▶ **DATA EXCERPTS**:
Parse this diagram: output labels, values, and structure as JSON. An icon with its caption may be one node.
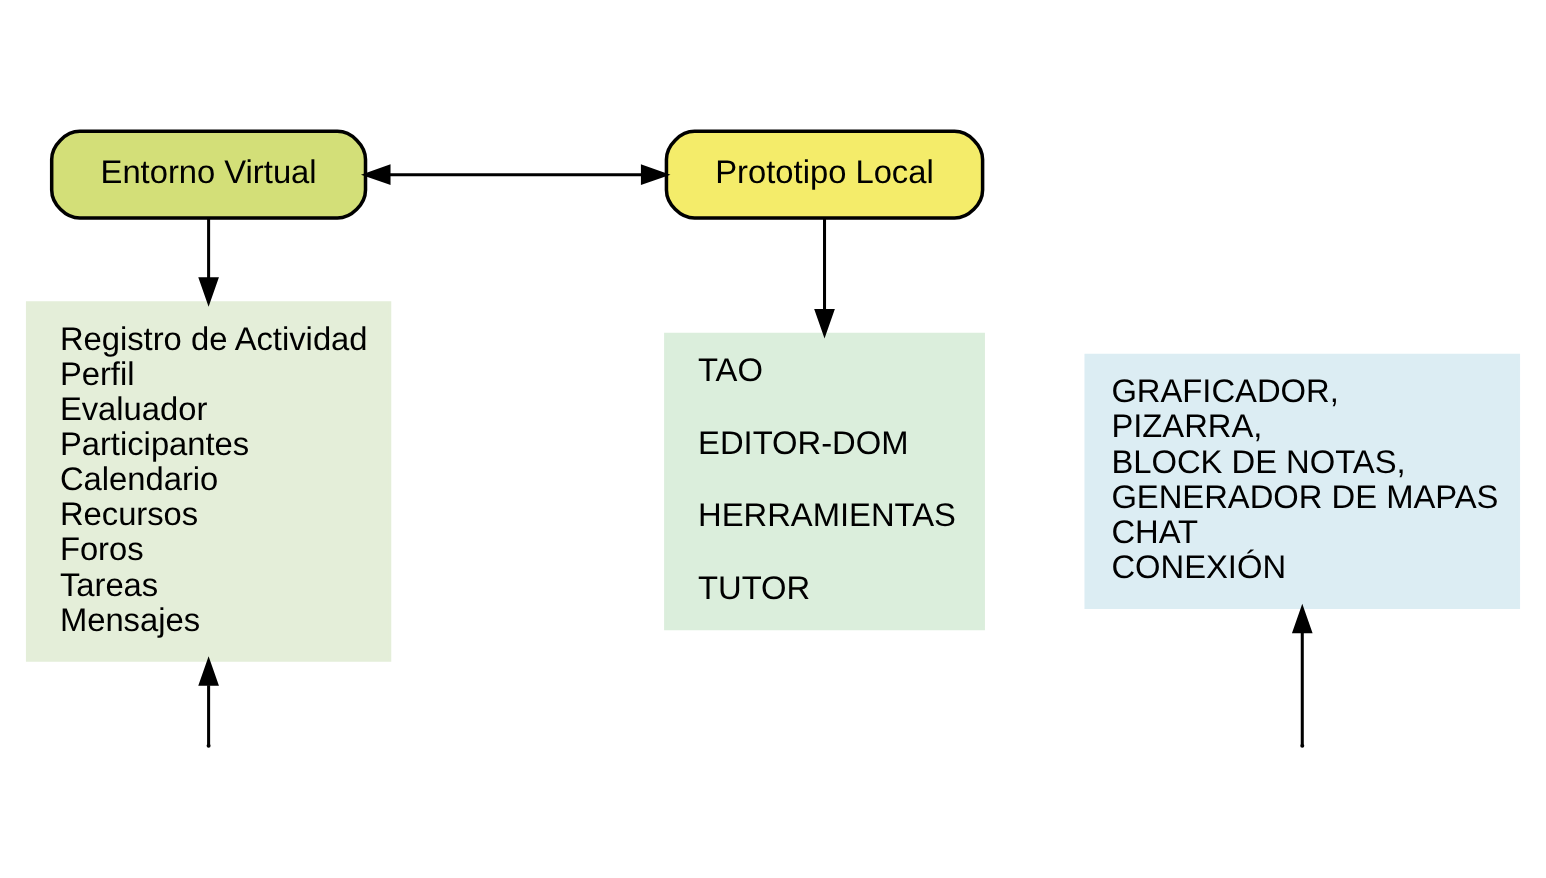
{
  "diagram": {
    "nodes": [
      {
        "text": [
          "Entorno Virtual"
        ]
      },
      {
        "text": [
          "Prototipo Local"
        ]
      },
      {
        "text": [
          "Registro de Actividad",
          "Perfil",
          "Evaluador",
          "Participantes",
          "Calendario",
          "Recursos",
          "Foros",
          "Tareas",
          "Mensajes"
        ]
      },
      {
        "text": [
          "TAO",
          "EDITOR-DOM",
          "HERRAMIENTAS",
          "TUTOR"
        ]
      },
      {
        "text": [
          "GRAFICADOR,",
          "PIZARRA,",
          "BLOCK DE NOTAS,",
          "GENERADOR DE MAPAS",
          "CHAT",
          "CONEXIÓN"
        ]
      }
    ],
    "edges": [
      {
        "from": 0,
        "to": 1,
        "arrow": "both"
      },
      {
        "from": 0,
        "to": 2,
        "arrow": "to"
      },
      {
        "from": 1,
        "to": 3,
        "arrow": "to"
      },
      {
        "from": null,
        "to": 2,
        "arrow": "to"
      },
      {
        "from": null,
        "to": 4,
        "arrow": "to"
      }
    ]
  }
}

▶ **REQUEST**: Copy all lines from the listing that contain "diagram".

▶ **WRITTEN RESPONSE**:
Parse this diagram: output labels, values, and structure as JSON. An icon with its caption may be one node.
  "diagram": {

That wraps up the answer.